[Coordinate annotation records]
=-=-=-=-=

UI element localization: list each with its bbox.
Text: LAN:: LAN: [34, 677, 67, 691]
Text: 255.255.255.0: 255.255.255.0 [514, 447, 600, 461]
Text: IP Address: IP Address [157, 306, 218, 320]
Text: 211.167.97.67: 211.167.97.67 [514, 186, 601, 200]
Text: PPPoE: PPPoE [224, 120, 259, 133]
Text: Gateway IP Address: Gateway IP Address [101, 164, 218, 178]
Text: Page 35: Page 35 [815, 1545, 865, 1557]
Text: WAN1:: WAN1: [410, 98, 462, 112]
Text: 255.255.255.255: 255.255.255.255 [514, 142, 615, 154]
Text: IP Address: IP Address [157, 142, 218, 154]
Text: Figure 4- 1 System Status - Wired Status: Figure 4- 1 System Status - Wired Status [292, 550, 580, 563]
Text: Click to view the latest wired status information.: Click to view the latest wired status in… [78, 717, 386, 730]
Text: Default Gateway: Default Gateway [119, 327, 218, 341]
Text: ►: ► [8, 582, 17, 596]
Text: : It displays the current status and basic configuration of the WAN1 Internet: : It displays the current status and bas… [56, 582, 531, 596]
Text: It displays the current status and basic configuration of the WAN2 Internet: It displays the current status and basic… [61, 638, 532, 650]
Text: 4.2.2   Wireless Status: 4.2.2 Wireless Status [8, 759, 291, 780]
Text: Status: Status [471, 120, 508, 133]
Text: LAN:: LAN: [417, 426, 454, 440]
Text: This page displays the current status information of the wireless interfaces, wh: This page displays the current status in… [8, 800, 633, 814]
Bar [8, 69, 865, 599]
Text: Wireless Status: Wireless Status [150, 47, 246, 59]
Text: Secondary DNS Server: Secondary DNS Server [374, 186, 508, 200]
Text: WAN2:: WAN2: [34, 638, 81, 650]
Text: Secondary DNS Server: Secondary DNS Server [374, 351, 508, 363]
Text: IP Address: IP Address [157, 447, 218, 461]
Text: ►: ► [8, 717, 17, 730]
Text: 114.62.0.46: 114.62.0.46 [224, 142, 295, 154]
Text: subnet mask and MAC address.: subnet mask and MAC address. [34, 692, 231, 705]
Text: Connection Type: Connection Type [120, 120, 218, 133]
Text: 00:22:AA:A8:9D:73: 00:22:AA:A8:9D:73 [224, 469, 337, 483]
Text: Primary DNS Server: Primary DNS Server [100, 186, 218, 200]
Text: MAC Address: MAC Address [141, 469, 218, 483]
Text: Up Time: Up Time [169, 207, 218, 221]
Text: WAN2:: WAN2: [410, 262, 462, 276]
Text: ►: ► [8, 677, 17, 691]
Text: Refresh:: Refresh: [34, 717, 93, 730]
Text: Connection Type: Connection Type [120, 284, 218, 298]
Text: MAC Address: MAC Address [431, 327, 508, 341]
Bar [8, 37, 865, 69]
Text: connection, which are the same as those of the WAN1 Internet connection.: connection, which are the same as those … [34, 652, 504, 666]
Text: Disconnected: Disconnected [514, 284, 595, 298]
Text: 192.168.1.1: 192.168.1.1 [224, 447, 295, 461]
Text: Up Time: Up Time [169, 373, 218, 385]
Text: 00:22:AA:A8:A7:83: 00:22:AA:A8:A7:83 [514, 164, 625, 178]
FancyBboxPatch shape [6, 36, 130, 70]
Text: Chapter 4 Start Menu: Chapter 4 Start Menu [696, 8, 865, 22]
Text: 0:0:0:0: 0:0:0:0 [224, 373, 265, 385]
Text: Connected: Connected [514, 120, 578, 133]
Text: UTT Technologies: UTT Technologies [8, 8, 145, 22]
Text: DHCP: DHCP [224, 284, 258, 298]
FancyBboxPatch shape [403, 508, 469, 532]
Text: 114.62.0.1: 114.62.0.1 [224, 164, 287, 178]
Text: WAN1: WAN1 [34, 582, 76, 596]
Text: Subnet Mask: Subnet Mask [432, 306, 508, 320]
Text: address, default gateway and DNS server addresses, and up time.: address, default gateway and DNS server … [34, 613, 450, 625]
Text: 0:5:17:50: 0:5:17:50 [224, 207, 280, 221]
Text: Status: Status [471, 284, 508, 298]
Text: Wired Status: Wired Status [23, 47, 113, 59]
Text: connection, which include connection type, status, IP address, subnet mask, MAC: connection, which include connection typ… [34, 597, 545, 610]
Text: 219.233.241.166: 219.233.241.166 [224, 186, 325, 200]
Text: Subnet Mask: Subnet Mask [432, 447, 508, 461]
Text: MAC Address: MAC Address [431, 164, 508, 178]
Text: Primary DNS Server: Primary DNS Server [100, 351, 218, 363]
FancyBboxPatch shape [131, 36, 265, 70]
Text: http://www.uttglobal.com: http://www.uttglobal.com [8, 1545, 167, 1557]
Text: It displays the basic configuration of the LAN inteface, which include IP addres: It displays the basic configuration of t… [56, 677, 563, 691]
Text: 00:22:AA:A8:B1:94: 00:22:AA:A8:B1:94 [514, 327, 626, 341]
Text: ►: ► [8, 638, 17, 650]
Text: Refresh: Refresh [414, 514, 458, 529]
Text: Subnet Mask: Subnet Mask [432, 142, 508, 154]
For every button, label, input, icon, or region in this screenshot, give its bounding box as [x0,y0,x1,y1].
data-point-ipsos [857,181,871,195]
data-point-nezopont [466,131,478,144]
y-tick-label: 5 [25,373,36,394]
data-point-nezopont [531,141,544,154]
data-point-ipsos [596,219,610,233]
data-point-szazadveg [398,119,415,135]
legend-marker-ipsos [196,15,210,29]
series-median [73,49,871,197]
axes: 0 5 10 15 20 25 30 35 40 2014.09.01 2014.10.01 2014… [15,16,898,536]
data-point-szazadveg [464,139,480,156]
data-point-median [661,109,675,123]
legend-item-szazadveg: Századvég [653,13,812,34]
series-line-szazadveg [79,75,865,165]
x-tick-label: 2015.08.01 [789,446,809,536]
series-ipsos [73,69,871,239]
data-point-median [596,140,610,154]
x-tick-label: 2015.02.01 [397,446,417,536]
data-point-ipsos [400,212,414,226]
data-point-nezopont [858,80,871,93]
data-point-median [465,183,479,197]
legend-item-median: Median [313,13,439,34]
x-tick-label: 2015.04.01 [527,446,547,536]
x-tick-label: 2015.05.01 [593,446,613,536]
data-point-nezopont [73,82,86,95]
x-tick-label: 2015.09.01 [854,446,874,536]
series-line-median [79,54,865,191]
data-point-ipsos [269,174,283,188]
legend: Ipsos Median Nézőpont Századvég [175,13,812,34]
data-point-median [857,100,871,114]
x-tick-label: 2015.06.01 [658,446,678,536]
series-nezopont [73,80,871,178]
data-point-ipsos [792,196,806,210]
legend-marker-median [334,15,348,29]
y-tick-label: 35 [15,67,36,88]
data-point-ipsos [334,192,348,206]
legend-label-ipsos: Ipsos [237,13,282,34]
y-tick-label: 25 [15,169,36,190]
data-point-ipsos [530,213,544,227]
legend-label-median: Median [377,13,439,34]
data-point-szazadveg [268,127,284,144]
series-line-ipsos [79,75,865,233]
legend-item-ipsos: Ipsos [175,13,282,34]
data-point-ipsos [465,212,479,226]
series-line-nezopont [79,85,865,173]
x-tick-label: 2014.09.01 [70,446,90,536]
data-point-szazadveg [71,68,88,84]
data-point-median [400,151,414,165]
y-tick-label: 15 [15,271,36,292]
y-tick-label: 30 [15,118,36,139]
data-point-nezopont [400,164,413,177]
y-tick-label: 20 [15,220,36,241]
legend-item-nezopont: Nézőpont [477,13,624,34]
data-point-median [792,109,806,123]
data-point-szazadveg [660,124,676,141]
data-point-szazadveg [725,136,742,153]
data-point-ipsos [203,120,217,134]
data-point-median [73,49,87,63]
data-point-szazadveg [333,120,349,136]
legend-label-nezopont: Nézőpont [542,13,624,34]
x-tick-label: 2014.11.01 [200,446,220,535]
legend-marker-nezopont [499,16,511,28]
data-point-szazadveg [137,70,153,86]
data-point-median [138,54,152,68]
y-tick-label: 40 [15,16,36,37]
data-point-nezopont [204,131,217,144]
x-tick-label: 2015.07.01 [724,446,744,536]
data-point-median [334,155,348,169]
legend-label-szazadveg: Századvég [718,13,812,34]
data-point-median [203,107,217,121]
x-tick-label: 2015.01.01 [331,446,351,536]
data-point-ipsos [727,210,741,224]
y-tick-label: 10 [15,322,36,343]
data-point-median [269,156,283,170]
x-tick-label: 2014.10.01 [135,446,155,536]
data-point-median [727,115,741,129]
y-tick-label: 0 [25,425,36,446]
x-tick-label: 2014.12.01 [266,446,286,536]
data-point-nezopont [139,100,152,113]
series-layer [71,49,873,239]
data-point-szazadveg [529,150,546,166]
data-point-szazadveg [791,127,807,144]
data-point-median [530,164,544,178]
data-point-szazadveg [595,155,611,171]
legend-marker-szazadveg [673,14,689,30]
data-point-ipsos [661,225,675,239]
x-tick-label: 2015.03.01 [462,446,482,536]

=-=-=-=-=

• _THE PROBLEM_:
Write out the items above word for word, from the start through the line containing "186, 218, 200]", including that line.

• _EXPECTED ANSWER_:
UI element localization: list each with its bbox.
Text: LAN:: LAN: [34, 677, 67, 691]
Text: 255.255.255.0: 255.255.255.0 [514, 447, 600, 461]
Text: IP Address: IP Address [157, 306, 218, 320]
Text: 211.167.97.67: 211.167.97.67 [514, 186, 601, 200]
Text: PPPoE: PPPoE [224, 120, 259, 133]
Text: Gateway IP Address: Gateway IP Address [101, 164, 218, 178]
Text: Page 35: Page 35 [815, 1545, 865, 1557]
Text: WAN1:: WAN1: [410, 98, 462, 112]
Text: 255.255.255.255: 255.255.255.255 [514, 142, 615, 154]
Text: IP Address: IP Address [157, 142, 218, 154]
Text: Figure 4- 1 System Status - Wired Status: Figure 4- 1 System Status - Wired Status [292, 550, 580, 563]
Text: Click to view the latest wired status information.: Click to view the latest wired status in… [78, 717, 386, 730]
Text: Default Gateway: Default Gateway [119, 327, 218, 341]
Text: ►: ► [8, 582, 17, 596]
Text: : It displays the current status and basic configuration of the WAN1 Internet: : It displays the current status and bas… [56, 582, 531, 596]
Text: It displays the current status and basic configuration of the WAN2 Internet: It displays the current status and basic… [61, 638, 532, 650]
Text: 4.2.2   Wireless Status: 4.2.2 Wireless Status [8, 759, 291, 780]
Text: Status: Status [471, 120, 508, 133]
Text: LAN:: LAN: [417, 426, 454, 440]
Text: This page displays the current status information of the wireless interfaces, wh: This page displays the current status in… [8, 800, 633, 814]
Bar [8, 69, 865, 599]
Text: Wireless Status: Wireless Status [150, 47, 246, 59]
Text: Secondary DNS Server: Secondary DNS Server [374, 186, 508, 200]
Text: WAN2:: WAN2: [34, 638, 81, 650]
Text: Secondary DNS Server: Secondary DNS Server [374, 351, 508, 363]
Text: IP Address: IP Address [157, 447, 218, 461]
Text: ►: ► [8, 717, 17, 730]
Text: 114.62.0.46: 114.62.0.46 [224, 142, 295, 154]
Text: subnet mask and MAC address.: subnet mask and MAC address. [34, 692, 231, 705]
Text: Connection Type: Connection Type [120, 120, 218, 133]
Text: 00:22:AA:A8:9D:73: 00:22:AA:A8:9D:73 [224, 469, 337, 483]
Text: Primary DNS Server: Primary DNS Server [100, 186, 218, 200]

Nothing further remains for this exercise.